Understanding shaders: GLSL for designers

A gentle introduction to GLSL fragment shaders for designers — what separates vertex from fragment, and why shaders unlock visuals nothing else can.

The first time I wrote a shader, it felt like painting with mathematics. No layers, no brush — just a tiny function that decides, for every single pixel, what color it should be. As a designer, that was an eye-opener, and that's exactly why I want to take the fear out of it for you.

Vertex and fragment: two stages, one stage

A shader program runs in two passes. The vertex shader handles positions — it moves the corner points of your geometry through space. The fragment shader runs afterward and decides, for each pixel on the surface, what color it carries.

For visual effects, the fragment shader is usually the exciting part. Think of it as a function that runs millions of times in parallel on the graphics card — once per pixel, all at the same time. That parallelism is exactly why shaders stay so smooth.

A shader doesn't think in shapes, it thinks in coordinates. You don't describe what gets drawn, but how color spreads across the surface.

» EXERCISE DETAILS:
Answer these questions from the GLSL introduction:
1. What did the writer's first shader feel like?
2. What does the vertex shader handle?
3. How many times does the fragment shader run, and where?

Bounding box prediction material
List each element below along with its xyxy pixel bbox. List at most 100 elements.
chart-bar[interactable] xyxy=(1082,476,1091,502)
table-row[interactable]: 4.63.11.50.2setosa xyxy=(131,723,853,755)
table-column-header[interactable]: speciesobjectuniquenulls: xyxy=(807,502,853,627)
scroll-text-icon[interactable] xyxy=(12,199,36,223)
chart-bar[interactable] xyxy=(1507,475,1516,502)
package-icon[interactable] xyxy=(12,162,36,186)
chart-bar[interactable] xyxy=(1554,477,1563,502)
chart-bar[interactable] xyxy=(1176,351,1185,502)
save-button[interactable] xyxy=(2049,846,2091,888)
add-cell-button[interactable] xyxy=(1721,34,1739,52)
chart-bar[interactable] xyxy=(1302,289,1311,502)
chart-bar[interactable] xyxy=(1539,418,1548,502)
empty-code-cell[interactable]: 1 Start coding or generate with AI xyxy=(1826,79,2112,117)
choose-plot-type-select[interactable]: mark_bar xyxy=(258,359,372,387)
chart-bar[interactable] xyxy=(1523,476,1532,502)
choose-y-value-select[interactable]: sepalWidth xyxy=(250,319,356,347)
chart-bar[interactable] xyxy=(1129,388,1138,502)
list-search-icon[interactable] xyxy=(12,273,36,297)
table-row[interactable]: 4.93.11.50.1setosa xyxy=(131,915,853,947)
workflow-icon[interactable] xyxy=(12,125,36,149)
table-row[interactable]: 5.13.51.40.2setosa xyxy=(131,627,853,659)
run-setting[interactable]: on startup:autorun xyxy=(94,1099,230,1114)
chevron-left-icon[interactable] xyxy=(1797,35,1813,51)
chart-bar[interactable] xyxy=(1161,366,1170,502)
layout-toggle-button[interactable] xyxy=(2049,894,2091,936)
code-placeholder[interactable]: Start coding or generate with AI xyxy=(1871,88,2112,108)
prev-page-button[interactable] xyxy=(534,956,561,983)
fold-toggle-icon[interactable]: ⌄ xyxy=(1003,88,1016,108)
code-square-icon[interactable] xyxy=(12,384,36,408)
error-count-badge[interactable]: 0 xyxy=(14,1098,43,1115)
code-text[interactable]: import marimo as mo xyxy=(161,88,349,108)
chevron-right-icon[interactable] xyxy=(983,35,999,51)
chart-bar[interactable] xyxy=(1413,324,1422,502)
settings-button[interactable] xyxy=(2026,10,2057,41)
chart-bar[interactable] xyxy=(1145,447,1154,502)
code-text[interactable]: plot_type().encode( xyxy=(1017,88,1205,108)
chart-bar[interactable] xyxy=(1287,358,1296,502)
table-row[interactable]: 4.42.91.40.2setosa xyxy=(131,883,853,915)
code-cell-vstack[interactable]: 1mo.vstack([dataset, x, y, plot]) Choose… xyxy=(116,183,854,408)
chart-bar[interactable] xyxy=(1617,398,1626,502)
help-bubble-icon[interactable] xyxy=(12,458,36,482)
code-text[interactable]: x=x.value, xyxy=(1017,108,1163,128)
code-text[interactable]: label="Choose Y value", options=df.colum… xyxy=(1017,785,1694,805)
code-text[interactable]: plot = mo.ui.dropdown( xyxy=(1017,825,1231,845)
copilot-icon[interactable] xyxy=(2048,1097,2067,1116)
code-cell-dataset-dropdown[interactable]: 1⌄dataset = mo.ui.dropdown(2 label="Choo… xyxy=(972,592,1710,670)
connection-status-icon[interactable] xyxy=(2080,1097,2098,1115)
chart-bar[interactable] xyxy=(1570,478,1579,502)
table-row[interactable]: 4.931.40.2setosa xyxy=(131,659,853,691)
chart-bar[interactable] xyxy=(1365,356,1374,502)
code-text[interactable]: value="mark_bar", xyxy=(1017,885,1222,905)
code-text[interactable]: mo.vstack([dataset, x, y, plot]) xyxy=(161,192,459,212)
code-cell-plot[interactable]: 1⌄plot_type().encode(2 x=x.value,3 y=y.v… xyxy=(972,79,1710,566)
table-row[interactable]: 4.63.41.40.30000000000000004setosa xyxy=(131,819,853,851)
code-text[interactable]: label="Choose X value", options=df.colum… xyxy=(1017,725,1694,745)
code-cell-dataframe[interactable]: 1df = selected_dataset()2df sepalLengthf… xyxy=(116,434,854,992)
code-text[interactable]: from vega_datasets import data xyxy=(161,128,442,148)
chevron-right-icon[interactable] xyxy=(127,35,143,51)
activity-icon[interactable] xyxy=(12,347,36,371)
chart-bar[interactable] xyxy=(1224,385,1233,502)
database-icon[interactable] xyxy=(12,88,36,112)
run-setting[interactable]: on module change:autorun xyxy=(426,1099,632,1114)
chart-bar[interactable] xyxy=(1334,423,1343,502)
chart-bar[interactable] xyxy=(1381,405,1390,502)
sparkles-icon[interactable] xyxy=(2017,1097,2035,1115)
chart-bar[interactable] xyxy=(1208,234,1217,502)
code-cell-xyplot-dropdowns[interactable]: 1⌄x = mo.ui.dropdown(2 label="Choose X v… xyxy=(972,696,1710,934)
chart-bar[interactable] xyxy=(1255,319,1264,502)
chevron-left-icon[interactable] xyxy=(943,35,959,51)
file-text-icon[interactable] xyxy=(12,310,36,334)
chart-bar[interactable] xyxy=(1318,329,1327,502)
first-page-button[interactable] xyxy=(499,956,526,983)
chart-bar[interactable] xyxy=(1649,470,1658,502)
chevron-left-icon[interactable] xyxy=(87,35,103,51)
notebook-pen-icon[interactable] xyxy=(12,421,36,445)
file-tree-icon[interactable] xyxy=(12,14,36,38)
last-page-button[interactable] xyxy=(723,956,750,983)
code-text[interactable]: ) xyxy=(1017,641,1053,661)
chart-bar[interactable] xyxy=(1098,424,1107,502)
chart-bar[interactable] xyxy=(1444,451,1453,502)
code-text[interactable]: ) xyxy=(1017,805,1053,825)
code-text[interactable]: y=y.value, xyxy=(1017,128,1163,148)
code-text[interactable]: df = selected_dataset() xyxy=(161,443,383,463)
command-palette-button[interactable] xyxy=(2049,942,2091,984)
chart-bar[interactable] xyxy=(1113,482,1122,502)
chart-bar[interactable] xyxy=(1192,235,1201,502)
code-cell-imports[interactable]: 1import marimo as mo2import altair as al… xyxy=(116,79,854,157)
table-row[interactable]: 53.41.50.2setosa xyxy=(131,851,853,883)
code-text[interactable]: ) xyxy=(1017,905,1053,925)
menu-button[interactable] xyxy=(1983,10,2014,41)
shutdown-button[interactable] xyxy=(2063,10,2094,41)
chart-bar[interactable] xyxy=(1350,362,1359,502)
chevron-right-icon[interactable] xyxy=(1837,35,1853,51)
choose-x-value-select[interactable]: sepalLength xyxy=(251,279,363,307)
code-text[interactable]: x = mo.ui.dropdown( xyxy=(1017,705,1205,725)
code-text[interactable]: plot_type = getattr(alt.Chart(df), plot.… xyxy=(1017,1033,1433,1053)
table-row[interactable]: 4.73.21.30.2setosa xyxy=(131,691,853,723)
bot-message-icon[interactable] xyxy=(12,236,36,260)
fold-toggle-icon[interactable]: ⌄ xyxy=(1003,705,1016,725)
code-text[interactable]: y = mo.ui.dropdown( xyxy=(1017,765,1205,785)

» ANSWER SECTION:
1. It felt like painting with mathematics.
2. It handles positions, moving the corner points of the geometry through space.
3. It runs millions of times in parallel on the graphics card, once per pixel.